EXERCISE DIRECTIONS: Your task is to copy every line of this material exactly.
----
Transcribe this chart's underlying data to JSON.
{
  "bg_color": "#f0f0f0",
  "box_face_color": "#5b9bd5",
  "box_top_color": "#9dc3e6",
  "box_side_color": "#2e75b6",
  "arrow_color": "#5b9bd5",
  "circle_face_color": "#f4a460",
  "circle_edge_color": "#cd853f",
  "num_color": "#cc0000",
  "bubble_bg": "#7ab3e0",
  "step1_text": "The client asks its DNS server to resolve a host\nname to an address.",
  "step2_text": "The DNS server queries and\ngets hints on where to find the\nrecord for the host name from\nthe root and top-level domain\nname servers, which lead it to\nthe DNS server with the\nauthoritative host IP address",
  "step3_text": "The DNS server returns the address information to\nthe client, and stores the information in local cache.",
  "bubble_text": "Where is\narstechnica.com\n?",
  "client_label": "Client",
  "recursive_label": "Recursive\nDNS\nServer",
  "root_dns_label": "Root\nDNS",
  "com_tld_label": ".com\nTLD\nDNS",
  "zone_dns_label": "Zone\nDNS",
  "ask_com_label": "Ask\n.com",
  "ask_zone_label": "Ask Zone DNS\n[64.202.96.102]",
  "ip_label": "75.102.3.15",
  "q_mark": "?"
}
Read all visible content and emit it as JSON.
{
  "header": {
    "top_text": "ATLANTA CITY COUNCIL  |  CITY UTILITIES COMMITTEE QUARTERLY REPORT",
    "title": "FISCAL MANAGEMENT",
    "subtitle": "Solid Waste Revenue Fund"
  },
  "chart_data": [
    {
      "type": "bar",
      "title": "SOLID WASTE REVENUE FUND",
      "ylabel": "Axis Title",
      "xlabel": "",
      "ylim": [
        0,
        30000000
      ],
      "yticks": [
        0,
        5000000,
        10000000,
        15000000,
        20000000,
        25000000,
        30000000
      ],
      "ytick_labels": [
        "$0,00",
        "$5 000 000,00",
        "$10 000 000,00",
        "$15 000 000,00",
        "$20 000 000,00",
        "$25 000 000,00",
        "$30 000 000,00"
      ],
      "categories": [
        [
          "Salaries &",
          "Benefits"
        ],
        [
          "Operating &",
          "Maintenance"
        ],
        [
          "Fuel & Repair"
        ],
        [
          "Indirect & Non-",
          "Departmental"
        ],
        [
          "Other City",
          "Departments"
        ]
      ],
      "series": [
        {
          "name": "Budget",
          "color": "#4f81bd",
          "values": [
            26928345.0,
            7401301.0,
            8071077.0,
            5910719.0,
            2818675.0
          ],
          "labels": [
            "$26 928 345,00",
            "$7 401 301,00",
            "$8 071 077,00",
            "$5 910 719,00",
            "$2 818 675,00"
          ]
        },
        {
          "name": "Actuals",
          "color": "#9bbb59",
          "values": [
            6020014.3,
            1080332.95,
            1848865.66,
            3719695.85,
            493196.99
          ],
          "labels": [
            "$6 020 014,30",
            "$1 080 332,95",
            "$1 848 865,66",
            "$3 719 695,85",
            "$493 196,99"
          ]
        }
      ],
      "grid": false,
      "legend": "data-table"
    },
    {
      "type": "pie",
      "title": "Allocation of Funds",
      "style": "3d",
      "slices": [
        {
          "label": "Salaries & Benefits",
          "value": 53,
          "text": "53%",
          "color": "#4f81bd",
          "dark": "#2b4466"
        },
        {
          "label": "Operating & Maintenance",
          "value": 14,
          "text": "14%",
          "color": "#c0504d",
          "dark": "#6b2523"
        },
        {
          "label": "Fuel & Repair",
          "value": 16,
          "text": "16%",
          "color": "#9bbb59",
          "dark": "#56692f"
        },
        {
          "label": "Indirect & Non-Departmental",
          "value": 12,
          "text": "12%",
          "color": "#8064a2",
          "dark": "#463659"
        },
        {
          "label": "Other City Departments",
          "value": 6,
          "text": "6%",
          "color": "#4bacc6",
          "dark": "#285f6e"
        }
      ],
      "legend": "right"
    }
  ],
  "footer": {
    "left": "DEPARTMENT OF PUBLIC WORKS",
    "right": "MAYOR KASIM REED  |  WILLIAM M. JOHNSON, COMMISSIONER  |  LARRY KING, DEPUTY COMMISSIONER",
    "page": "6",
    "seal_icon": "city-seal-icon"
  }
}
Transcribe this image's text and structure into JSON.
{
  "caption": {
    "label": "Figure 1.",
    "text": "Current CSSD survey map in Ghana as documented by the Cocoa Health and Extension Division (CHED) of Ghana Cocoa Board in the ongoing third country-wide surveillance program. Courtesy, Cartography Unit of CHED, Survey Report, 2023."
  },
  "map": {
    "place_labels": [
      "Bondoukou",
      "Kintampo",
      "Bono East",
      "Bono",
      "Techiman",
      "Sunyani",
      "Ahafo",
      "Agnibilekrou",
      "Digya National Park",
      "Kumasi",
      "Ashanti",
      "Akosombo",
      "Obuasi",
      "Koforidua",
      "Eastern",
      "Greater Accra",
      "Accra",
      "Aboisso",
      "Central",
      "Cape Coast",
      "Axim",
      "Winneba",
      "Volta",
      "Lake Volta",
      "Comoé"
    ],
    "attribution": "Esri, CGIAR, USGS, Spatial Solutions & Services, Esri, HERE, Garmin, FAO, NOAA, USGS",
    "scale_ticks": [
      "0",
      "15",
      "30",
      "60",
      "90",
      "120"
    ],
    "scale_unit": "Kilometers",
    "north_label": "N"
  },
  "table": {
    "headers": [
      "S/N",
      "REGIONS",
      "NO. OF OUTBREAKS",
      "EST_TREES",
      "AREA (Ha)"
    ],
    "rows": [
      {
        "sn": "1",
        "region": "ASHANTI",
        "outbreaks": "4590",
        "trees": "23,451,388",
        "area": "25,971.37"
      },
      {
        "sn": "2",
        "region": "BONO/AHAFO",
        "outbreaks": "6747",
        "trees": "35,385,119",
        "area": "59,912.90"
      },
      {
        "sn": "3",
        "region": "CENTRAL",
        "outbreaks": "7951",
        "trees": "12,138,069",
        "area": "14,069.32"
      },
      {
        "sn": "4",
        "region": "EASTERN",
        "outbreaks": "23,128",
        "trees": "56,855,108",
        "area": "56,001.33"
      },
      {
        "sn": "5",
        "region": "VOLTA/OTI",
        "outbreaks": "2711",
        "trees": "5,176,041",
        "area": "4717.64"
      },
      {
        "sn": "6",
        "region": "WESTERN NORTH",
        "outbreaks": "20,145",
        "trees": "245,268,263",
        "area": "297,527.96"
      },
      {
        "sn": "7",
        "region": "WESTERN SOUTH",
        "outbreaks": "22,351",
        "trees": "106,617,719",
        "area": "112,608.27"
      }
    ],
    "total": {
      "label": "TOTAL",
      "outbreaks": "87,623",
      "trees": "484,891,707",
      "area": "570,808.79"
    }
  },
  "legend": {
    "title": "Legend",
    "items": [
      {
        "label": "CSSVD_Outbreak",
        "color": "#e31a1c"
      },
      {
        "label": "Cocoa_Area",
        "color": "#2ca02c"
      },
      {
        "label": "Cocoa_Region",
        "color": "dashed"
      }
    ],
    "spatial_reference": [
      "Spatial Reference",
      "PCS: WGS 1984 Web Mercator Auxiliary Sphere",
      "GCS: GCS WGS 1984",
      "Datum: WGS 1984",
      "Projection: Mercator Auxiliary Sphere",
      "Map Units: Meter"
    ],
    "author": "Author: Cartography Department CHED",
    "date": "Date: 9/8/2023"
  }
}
----
FINISHED ANSWER:
Transcribe this chart's underlying data to JSON.
{
  "bg_color": "#f0f0f0",
  "box_face_color": "#5b9bd5",
  "box_top_color": "#9dc3e6",
  "box_side_color": "#2e75b6",
  "arrow_color": "#5b9bd5",
  "circle_face_color": "#f4a460",
  "circle_edge_color": "#cd853f",
  "num_color": "#cc0000",
  "bubble_bg": "#7ab3e0",
  "step1_text": "The client asks its DNS server to resolve a host\nname to an address.",
  "step2_text": "The DNS server queries and\ngets hints on where to find the\nrecord for the host name from\nthe root and top-level domain\nname servers, which lead it to\nthe DNS server with the\nauthoritative host IP address",
  "step3_text": "The DNS server returns the address information to\nthe client, and stores the information in local cache.",
  "bubble_text": "Where is\narstechnica.com\n?",
  "client_label": "Client",
  "recursive_label": "Recursive\nDNS\nServer",
  "root_dns_label": "Root\nDNS",
  "com_tld_label": ".com\nTLD\nDNS",
  "zone_dns_label": "Zone\nDNS",
  "ask_com_label": "Ask\n.com",
  "ask_zone_label": "Ask Zone DNS\n[64.202.96.102]",
  "ip_label": "75.102.3.15",
  "q_mark": "?"
}
Read all visible content and emit it as JSON.
{
  "header": {
    "top_text": "ATLANTA CITY COUNCIL  |  CITY UTILITIES COMMITTEE QUARTERLY REPORT",
    "title": "FISCAL MANAGEMENT",
    "subtitle": "Solid Waste Revenue Fund"
  },
  "chart_data": [
    {
      "type": "bar",
      "title": "SOLID WASTE REVENUE FUND",
      "ylabel": "Axis Title",
      "xlabel": "",
      "ylim": [
        0,
        30000000
      ],
      "yticks": [
        0,
        5000000,
        10000000,
        15000000,
        20000000,
        25000000,
        30000000
      ],
      "ytick_labels": [
        "$0,00",
        "$5 000 000,00",
        "$10 000 000,00",
        "$15 000 000,00",
        "$20 000 000,00",
        "$25 000 000,00",
        "$30 000 000,00"
      ],
      "categories": [
        [
          "Salaries &",
          "Benefits"
        ],
        [
          "Operating &",
          "Maintenance"
        ],
        [
          "Fuel & Repair"
        ],
        [
          "Indirect & Non-",
          "Departmental"
        ],
        [
          "Other City",
          "Departments"
        ]
      ],
      "series": [
        {
          "name": "Budget",
          "color": "#4f81bd",
          "values": [
            26928345.0,
            7401301.0,
            8071077.0,
            5910719.0,
            2818675.0
          ],
          "labels": [
            "$26 928 345,00",
            "$7 401 301,00",
            "$8 071 077,00",
            "$5 910 719,00",
            "$2 818 675,00"
          ]
        },
        {
          "name": "Actuals",
          "color": "#9bbb59",
          "values": [
            6020014.3,
            1080332.95,
            1848865.66,
            3719695.85,
            493196.99
          ],
          "labels": [
            "$6 020 014,30",
            "$1 080 332,95",
            "$1 848 865,66",
            "$3 719 695,85",
            "$493 196,99"
          ]
        }
      ],
      "grid": false,
      "legend": "data-table"
    },
    {
      "type": "pie",
      "title": "Allocation of Funds",
      "style": "3d",
      "slices": [
        {
          "label": "Salaries & Benefits",
          "value": 53,
          "text": "53%",
          "color": "#4f81bd",
          "dark": "#2b4466"
        },
        {
          "label": "Operating & Maintenance",
          "value": 14,
          "text": "14%",
          "color": "#c0504d",
          "dark": "#6b2523"
        },
        {
          "label": "Fuel & Repair",
          "value": 16,
          "text": "16%",
          "color": "#9bbb59",
          "dark": "#56692f"
        },
        {
          "label": "Indirect & Non-Departmental",
          "value": 12,
          "text": "12%",
          "color": "#8064a2",
          "dark": "#463659"
        },
        {
          "label": "Other City Departments",
          "value": 6,
          "text": "6%",
          "color": "#4bacc6",
          "dark": "#285f6e"
        }
      ],
      "legend": "right"
    }
  ],
  "footer": {
    "left": "DEPARTMENT OF PUBLIC WORKS",
    "right": "MAYOR KASIM REED  |  WILLIAM M. JOHNSON, COMMISSIONER  |  LARRY KING, DEPUTY COMMISSIONER",
    "page": "6",
    "seal_icon": "city-seal-icon"
  }
}
Transcribe this image's text and structure into JSON.
{
  "caption": {
    "label": "Figure 1.",
    "text": "Current CSSD survey map in Ghana as documented by the Cocoa Health and Extension Division (CHED) of Ghana Cocoa Board in the ongoing third country-wide surveillance program. Courtesy, Cartography Unit of CHED, Survey Report, 2023."
  },
  "map": {
    "place_labels": [
      "Bondoukou",
      "Kintampo",
      "Bono East",
      "Bono",
      "Techiman",
      "Sunyani",
      "Ahafo",
      "Agnibilekrou",
      "Digya National Park",
      "Kumasi",
      "Ashanti",
      "Akosombo",
      "Obuasi",
      "Koforidua",
      "Eastern",
      "Greater Accra",
      "Accra",
      "Aboisso",
      "Central",
      "Cape Coast",
      "Axim",
      "Winneba",
      "Volta",
      "Lake Volta",
      "Comoé"
    ],
    "attribution": "Esri, CGIAR, USGS, Spatial Solutions & Services, Esri, HERE, Garmin, FAO, NOAA, USGS",
    "scale_ticks": [
      "0",
      "15",
      "30",
      "60",
      "90",
      "120"
    ],
    "scale_unit": "Kilometers",
    "north_label": "N"
  },
  "table": {
    "headers": [
      "S/N",
      "REGIONS",
      "NO. OF OUTBREAKS",
      "EST_TREES",
      "AREA (Ha)"
    ],
    "rows": [
      {
        "sn": "1",
        "region": "ASHANTI",
        "outbreaks": "4590",
        "trees": "23,451,388",
        "area": "25,971.37"
      },
      {
        "sn": "2",
        "region": "BONO/AHAFO",
        "outbreaks": "6747",
        "trees": "35,385,119",
        "area": "59,912.90"
      },
      {
        "sn": "3",
        "region": "CENTRAL",
        "outbreaks": "7951",
        "trees": "12,138,069",
        "area": "14,069.32"
      },
      {
        "sn": "4",
        "region": "EASTERN",
        "outbreaks": "23,128",
        "trees": "56,855,108",
        "area": "56,001.33"
      },
      {
        "sn": "5",
        "region": "VOLTA/OTI",
        "outbreaks": "2711",
        "trees": "5,176,041",
        "area": "4717.64"
      },
      {
        "sn": "6",
        "region": "WESTERN NORTH",
        "outbreaks": "20,145",
        "trees": "245,268,263",
        "area": "297,527.96"
      },
      {
        "sn": "7",
        "region": "WESTERN SOUTH",
        "outbreaks": "22,351",
        "trees": "106,617,719",
        "area": "112,608.27"
      }
    ],
    "total": {
      "label": "TOTAL",
      "outbreaks": "87,623",
      "trees": "484,891,707",
      "area": "570,808.79"
    }
  },
  "legend": {
    "title": "Legend",
    "items": [
      {
        "label": "CSSVD_Outbreak",
        "color": "#e31a1c"
      },
      {
        "label": "Cocoa_Area",
        "color": "#2ca02c"
      },
      {
        "label": "Cocoa_Region",
        "color": "dashed"
      }
    ],
    "spatial_reference": [
      "Spatial Reference",
      "PCS: WGS 1984 Web Mercator Auxiliary Sphere",
      "GCS: GCS WGS 1984",
      "Datum: WGS 1984",
      "Projection: Mercator Auxiliary Sphere",
      "Map Units: Meter"
    ],
    "author": "Author: Cartography Department CHED",
    "date": "Date: 9/8/2023"
  }
}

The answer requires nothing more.